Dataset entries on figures
## start

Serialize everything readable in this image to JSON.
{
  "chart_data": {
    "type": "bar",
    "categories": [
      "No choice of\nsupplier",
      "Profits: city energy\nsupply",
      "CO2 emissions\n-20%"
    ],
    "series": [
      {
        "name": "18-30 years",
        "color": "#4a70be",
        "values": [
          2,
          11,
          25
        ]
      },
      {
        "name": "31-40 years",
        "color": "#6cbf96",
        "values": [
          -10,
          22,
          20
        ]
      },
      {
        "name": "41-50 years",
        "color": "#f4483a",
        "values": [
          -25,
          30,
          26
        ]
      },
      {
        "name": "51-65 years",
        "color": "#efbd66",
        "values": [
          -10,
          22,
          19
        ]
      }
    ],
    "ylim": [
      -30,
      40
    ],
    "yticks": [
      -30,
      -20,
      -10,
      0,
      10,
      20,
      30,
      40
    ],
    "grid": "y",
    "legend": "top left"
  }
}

## end

Set task. Return all the data above once more, precisely as given.

Task result.
Serialize everything readable in this image to JSON.
{
  "chart_data": {
    "type": "bar",
    "categories": [
      "No choice of\nsupplier",
      "Profits: city energy\nsupply",
      "CO2 emissions\n-20%"
    ],
    "series": [
      {
        "name": "18-30 years",
        "color": "#4a70be",
        "values": [
          2,
          11,
          25
        ]
      },
      {
        "name": "31-40 years",
        "color": "#6cbf96",
        "values": [
          -10,
          22,
          20
        ]
      },
      {
        "name": "41-50 years",
        "color": "#f4483a",
        "values": [
          -25,
          30,
          26
        ]
      },
      {
        "name": "51-65 years",
        "color": "#efbd66",
        "values": [
          -10,
          22,
          19
        ]
      }
    ],
    "ylim": [
      -30,
      40
    ],
    "yticks": [
      -30,
      -20,
      -10,
      0,
      10,
      20,
      30,
      40
    ],
    "grid": "y",
    "legend": "top left"
  }
}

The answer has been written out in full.